*INPUT RECORDS*
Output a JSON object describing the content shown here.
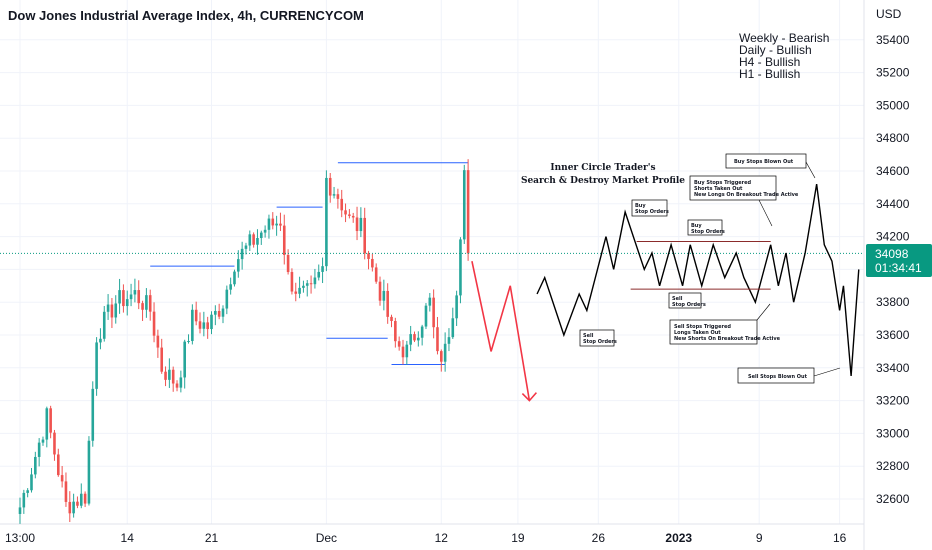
{
  "header": {
    "title": "Dow Jones Industrial Average Index, 4h, CURRENCYCOM"
  },
  "bias": {
    "weekly": "Weekly - Bearish",
    "daily": "Daily - Bullish",
    "h4": "H4 - Bullish",
    "h1": "H1 - Bullish"
  },
  "price_axis": {
    "currency": "USD",
    "last_price": "34098",
    "countdown": "01:34:41"
  },
  "diagram": {
    "title_line1": "Inner Circle Trader's",
    "title_line2": "Search & Destroy Market Profile",
    "labels": {
      "buy_stops_blown": "Buy Stops Blown Out",
      "buy_stops_triggered_1": "Buy Stops Triggered",
      "buy_stops_triggered_2": "Shorts Taken Out",
      "buy_stops_triggered_3": "New Longs On Breakout Trade Active",
      "buy_left_1": "Buy",
      "buy_left_2": "Stop Orders",
      "buy_mid_1": "Buy",
      "buy_mid_2": "Stop Orders",
      "sell_mid_1": "Sell",
      "sell_mid_2": "Stop Orders",
      "sell_left_1": "Sell",
      "sell_left_2": "Stop Orders",
      "sell_stops_triggered_1": "Sell Stops Triggered",
      "sell_stops_triggered_2": "Longs Taken Out",
      "sell_stops_triggered_3": "New Shorts On Breakout Trade Active",
      "sell_stops_blown": "Sell Stops Blown Out"
    }
  },
  "colors": {
    "up": "#26a69a",
    "down": "#ef5350",
    "level_line": "#2962ff",
    "projection": "#f23645",
    "last_price_line": "#089981",
    "profile_line": "#000000",
    "range_line": "#8b2b2b"
  },
  "chart_data": {
    "type": "candlestick",
    "symbol": "Dow Jones Industrial Average Index",
    "timeframe": "4h",
    "source": "CURRENCYCOM",
    "y_axis": {
      "unit": "USD",
      "ticks": [
        32600,
        32800,
        33000,
        33200,
        33400,
        33600,
        33800,
        34000,
        34200,
        34400,
        34600,
        34800,
        35000,
        35200,
        35400
      ],
      "ylim": [
        32450,
        35560
      ]
    },
    "x_axis": {
      "ticks": [
        {
          "label": "13:00",
          "bar": 0
        },
        {
          "label": "14",
          "bar": 28
        },
        {
          "label": "21",
          "bar": 50
        },
        {
          "label": "Dec",
          "bar": 80
        },
        {
          "label": "12",
          "bar": 110
        },
        {
          "label": "19",
          "bar": 130
        },
        {
          "label": "26",
          "bar": 151
        },
        {
          "label": "2023",
          "bar": 172
        },
        {
          "label": "9",
          "bar": 193
        },
        {
          "label": "16",
          "bar": 214
        }
      ]
    },
    "last_price": 34098,
    "waypoints": [
      {
        "bar": 0,
        "close": 32550
      },
      {
        "bar": 7,
        "close": 33100
      },
      {
        "bar": 12,
        "close": 32560
      },
      {
        "bar": 17,
        "close": 32620
      },
      {
        "bar": 20,
        "close": 33600
      },
      {
        "bar": 25,
        "close": 33800
      },
      {
        "bar": 30,
        "close": 33850
      },
      {
        "bar": 34,
        "close": 33750
      },
      {
        "bar": 37,
        "close": 33400
      },
      {
        "bar": 41,
        "close": 33300
      },
      {
        "bar": 45,
        "close": 33700
      },
      {
        "bar": 49,
        "close": 33650
      },
      {
        "bar": 53,
        "close": 33800
      },
      {
        "bar": 56,
        "close": 34050
      },
      {
        "bar": 60,
        "close": 34150
      },
      {
        "bar": 64,
        "close": 34250
      },
      {
        "bar": 68,
        "close": 34300
      },
      {
        "bar": 70,
        "close": 33950
      },
      {
        "bar": 73,
        "close": 33850
      },
      {
        "bar": 76,
        "close": 33850
      },
      {
        "bar": 79,
        "close": 34000
      },
      {
        "bar": 80,
        "close": 34550
      },
      {
        "bar": 83,
        "close": 34450
      },
      {
        "bar": 86,
        "close": 34300
      },
      {
        "bar": 89,
        "close": 34250
      },
      {
        "bar": 92,
        "close": 34000
      },
      {
        "bar": 95,
        "close": 33800
      },
      {
        "bar": 98,
        "close": 33550
      },
      {
        "bar": 101,
        "close": 33500
      },
      {
        "bar": 104,
        "close": 33650
      },
      {
        "bar": 107,
        "close": 33800
      },
      {
        "bar": 109,
        "close": 33450
      },
      {
        "bar": 111,
        "close": 33500
      },
      {
        "bar": 114,
        "close": 33900
      },
      {
        "bar": 116,
        "close": 34600
      },
      {
        "bar": 117,
        "close": 34098
      }
    ],
    "levels": [
      {
        "price": 34650,
        "from_bar": 83,
        "to_bar": 117
      },
      {
        "price": 34380,
        "from_bar": 67,
        "to_bar": 79
      },
      {
        "price": 34020,
        "from_bar": 34,
        "to_bar": 56
      },
      {
        "price": 33580,
        "from_bar": 80,
        "to_bar": 96
      },
      {
        "price": 33420,
        "from_bar": 97,
        "to_bar": 111
      }
    ],
    "projection": [
      {
        "bar": 118,
        "price": 34050
      },
      {
        "bar": 123,
        "price": 33500
      },
      {
        "bar": 128,
        "price": 33900
      },
      {
        "bar": 133,
        "price": 33200
      }
    ],
    "profile_path": [
      {
        "bar": 135,
        "price": 33850
      },
      {
        "bar": 137,
        "price": 33950
      },
      {
        "bar": 142,
        "price": 33600
      },
      {
        "bar": 146,
        "price": 33850
      },
      {
        "bar": 148,
        "price": 33750
      },
      {
        "bar": 153,
        "price": 34200
      },
      {
        "bar": 155,
        "price": 34000
      },
      {
        "bar": 158,
        "price": 34350
      },
      {
        "bar": 163,
        "price": 34000
      },
      {
        "bar": 165,
        "price": 34100
      },
      {
        "bar": 167,
        "price": 33900
      },
      {
        "bar": 170,
        "price": 34150
      },
      {
        "bar": 173,
        "price": 33900
      },
      {
        "bar": 175,
        "price": 34150
      },
      {
        "bar": 178,
        "price": 33900
      },
      {
        "bar": 181,
        "price": 34150
      },
      {
        "bar": 184,
        "price": 33950
      },
      {
        "bar": 187,
        "price": 34100
      },
      {
        "bar": 189,
        "price": 33950
      },
      {
        "bar": 192,
        "price": 33800
      },
      {
        "bar": 196,
        "price": 34150
      },
      {
        "bar": 198,
        "price": 33900
      },
      {
        "bar": 200,
        "price": 34100
      },
      {
        "bar": 202,
        "price": 33800
      },
      {
        "bar": 205,
        "price": 34100
      },
      {
        "bar": 208,
        "price": 34520
      },
      {
        "bar": 210,
        "price": 34150
      },
      {
        "bar": 212,
        "price": 34050
      },
      {
        "bar": 214,
        "price": 33750
      },
      {
        "bar": 215,
        "price": 33900
      },
      {
        "bar": 217,
        "price": 33350
      },
      {
        "bar": 219,
        "price": 34000
      }
    ],
    "profile_range": {
      "upper": 34170,
      "lower": 33880,
      "from_bar": 161,
      "to_bar": 196
    }
  }
}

*THE REQUEST*
Quote the data above in full and without alteration; skip the pictures.

*ANSWER TO THIS EXERCISE*
Output a JSON object describing the content shown here.
{
  "header": {
    "title": "Dow Jones Industrial Average Index, 4h, CURRENCYCOM"
  },
  "bias": {
    "weekly": "Weekly - Bearish",
    "daily": "Daily - Bullish",
    "h4": "H4 - Bullish",
    "h1": "H1 - Bullish"
  },
  "price_axis": {
    "currency": "USD",
    "last_price": "34098",
    "countdown": "01:34:41"
  },
  "diagram": {
    "title_line1": "Inner Circle Trader's",
    "title_line2": "Search & Destroy Market Profile",
    "labels": {
      "buy_stops_blown": "Buy Stops Blown Out",
      "buy_stops_triggered_1": "Buy Stops Triggered",
      "buy_stops_triggered_2": "Shorts Taken Out",
      "buy_stops_triggered_3": "New Longs On Breakout Trade Active",
      "buy_left_1": "Buy",
      "buy_left_2": "Stop Orders",
      "buy_mid_1": "Buy",
      "buy_mid_2": "Stop Orders",
      "sell_mid_1": "Sell",
      "sell_mid_2": "Stop Orders",
      "sell_left_1": "Sell",
      "sell_left_2": "Stop Orders",
      "sell_stops_triggered_1": "Sell Stops Triggered",
      "sell_stops_triggered_2": "Longs Taken Out",
      "sell_stops_triggered_3": "New Shorts On Breakout Trade Active",
      "sell_stops_blown": "Sell Stops Blown Out"
    }
  },
  "colors": {
    "up": "#26a69a",
    "down": "#ef5350",
    "level_line": "#2962ff",
    "projection": "#f23645",
    "last_price_line": "#089981",
    "profile_line": "#000000",
    "range_line": "#8b2b2b"
  },
  "chart_data": {
    "type": "candlestick",
    "symbol": "Dow Jones Industrial Average Index",
    "timeframe": "4h",
    "source": "CURRENCYCOM",
    "y_axis": {
      "unit": "USD",
      "ticks": [
        32600,
        32800,
        33000,
        33200,
        33400,
        33600,
        33800,
        34000,
        34200,
        34400,
        34600,
        34800,
        35000,
        35200,
        35400
      ],
      "ylim": [
        32450,
        35560
      ]
    },
    "x_axis": {
      "ticks": [
        {
          "label": "13:00",
          "bar": 0
        },
        {
          "label": "14",
          "bar": 28
        },
        {
          "label": "21",
          "bar": 50
        },
        {
          "label": "Dec",
          "bar": 80
        },
        {
          "label": "12",
          "bar": 110
        },
        {
          "label": "19",
          "bar": 130
        },
        {
          "label": "26",
          "bar": 151
        },
        {
          "label": "2023",
          "bar": 172
        },
        {
          "label": "9",
          "bar": 193
        },
        {
          "label": "16",
          "bar": 214
        }
      ]
    },
    "last_price": 34098,
    "waypoints": [
      {
        "bar": 0,
        "close": 32550
      },
      {
        "bar": 7,
        "close": 33100
      },
      {
        "bar": 12,
        "close": 32560
      },
      {
        "bar": 17,
        "close": 32620
      },
      {
        "bar": 20,
        "close": 33600
      },
      {
        "bar": 25,
        "close": 33800
      },
      {
        "bar": 30,
        "close": 33850
      },
      {
        "bar": 34,
        "close": 33750
      },
      {
        "bar": 37,
        "close": 33400
      },
      {
        "bar": 41,
        "close": 33300
      },
      {
        "bar": 45,
        "close": 33700
      },
      {
        "bar": 49,
        "close": 33650
      },
      {
        "bar": 53,
        "close": 33800
      },
      {
        "bar": 56,
        "close": 34050
      },
      {
        "bar": 60,
        "close": 34150
      },
      {
        "bar": 64,
        "close": 34250
      },
      {
        "bar": 68,
        "close": 34300
      },
      {
        "bar": 70,
        "close": 33950
      },
      {
        "bar": 73,
        "close": 33850
      },
      {
        "bar": 76,
        "close": 33850
      },
      {
        "bar": 79,
        "close": 34000
      },
      {
        "bar": 80,
        "close": 34550
      },
      {
        "bar": 83,
        "close": 34450
      },
      {
        "bar": 86,
        "close": 34300
      },
      {
        "bar": 89,
        "close": 34250
      },
      {
        "bar": 92,
        "close": 34000
      },
      {
        "bar": 95,
        "close": 33800
      },
      {
        "bar": 98,
        "close": 33550
      },
      {
        "bar": 101,
        "close": 33500
      },
      {
        "bar": 104,
        "close": 33650
      },
      {
        "bar": 107,
        "close": 33800
      },
      {
        "bar": 109,
        "close": 33450
      },
      {
        "bar": 111,
        "close": 33500
      },
      {
        "bar": 114,
        "close": 33900
      },
      {
        "bar": 116,
        "close": 34600
      },
      {
        "bar": 117,
        "close": 34098
      }
    ],
    "levels": [
      {
        "price": 34650,
        "from_bar": 83,
        "to_bar": 117
      },
      {
        "price": 34380,
        "from_bar": 67,
        "to_bar": 79
      },
      {
        "price": 34020,
        "from_bar": 34,
        "to_bar": 56
      },
      {
        "price": 33580,
        "from_bar": 80,
        "to_bar": 96
      },
      {
        "price": 33420,
        "from_bar": 97,
        "to_bar": 111
      }
    ],
    "projection": [
      {
        "bar": 118,
        "price": 34050
      },
      {
        "bar": 123,
        "price": 33500
      },
      {
        "bar": 128,
        "price": 33900
      },
      {
        "bar": 133,
        "price": 33200
      }
    ],
    "profile_path": [
      {
        "bar": 135,
        "price": 33850
      },
      {
        "bar": 137,
        "price": 33950
      },
      {
        "bar": 142,
        "price": 33600
      },
      {
        "bar": 146,
        "price": 33850
      },
      {
        "bar": 148,
        "price": 33750
      },
      {
        "bar": 153,
        "price": 34200
      },
      {
        "bar": 155,
        "price": 34000
      },
      {
        "bar": 158,
        "price": 34350
      },
      {
        "bar": 163,
        "price": 34000
      },
      {
        "bar": 165,
        "price": 34100
      },
      {
        "bar": 167,
        "price": 33900
      },
      {
        "bar": 170,
        "price": 34150
      },
      {
        "bar": 173,
        "price": 33900
      },
      {
        "bar": 175,
        "price": 34150
      },
      {
        "bar": 178,
        "price": 33900
      },
      {
        "bar": 181,
        "price": 34150
      },
      {
        "bar": 184,
        "price": 33950
      },
      {
        "bar": 187,
        "price": 34100
      },
      {
        "bar": 189,
        "price": 33950
      },
      {
        "bar": 192,
        "price": 33800
      },
      {
        "bar": 196,
        "price": 34150
      },
      {
        "bar": 198,
        "price": 33900
      },
      {
        "bar": 200,
        "price": 34100
      },
      {
        "bar": 202,
        "price": 33800
      },
      {
        "bar": 205,
        "price": 34100
      },
      {
        "bar": 208,
        "price": 34520
      },
      {
        "bar": 210,
        "price": 34150
      },
      {
        "bar": 212,
        "price": 34050
      },
      {
        "bar": 214,
        "price": 33750
      },
      {
        "bar": 215,
        "price": 33900
      },
      {
        "bar": 217,
        "price": 33350
      },
      {
        "bar": 219,
        "price": 34000
      }
    ],
    "profile_range": {
      "upper": 34170,
      "lower": 33880,
      "from_bar": 161,
      "to_bar": 196
    }
  }
}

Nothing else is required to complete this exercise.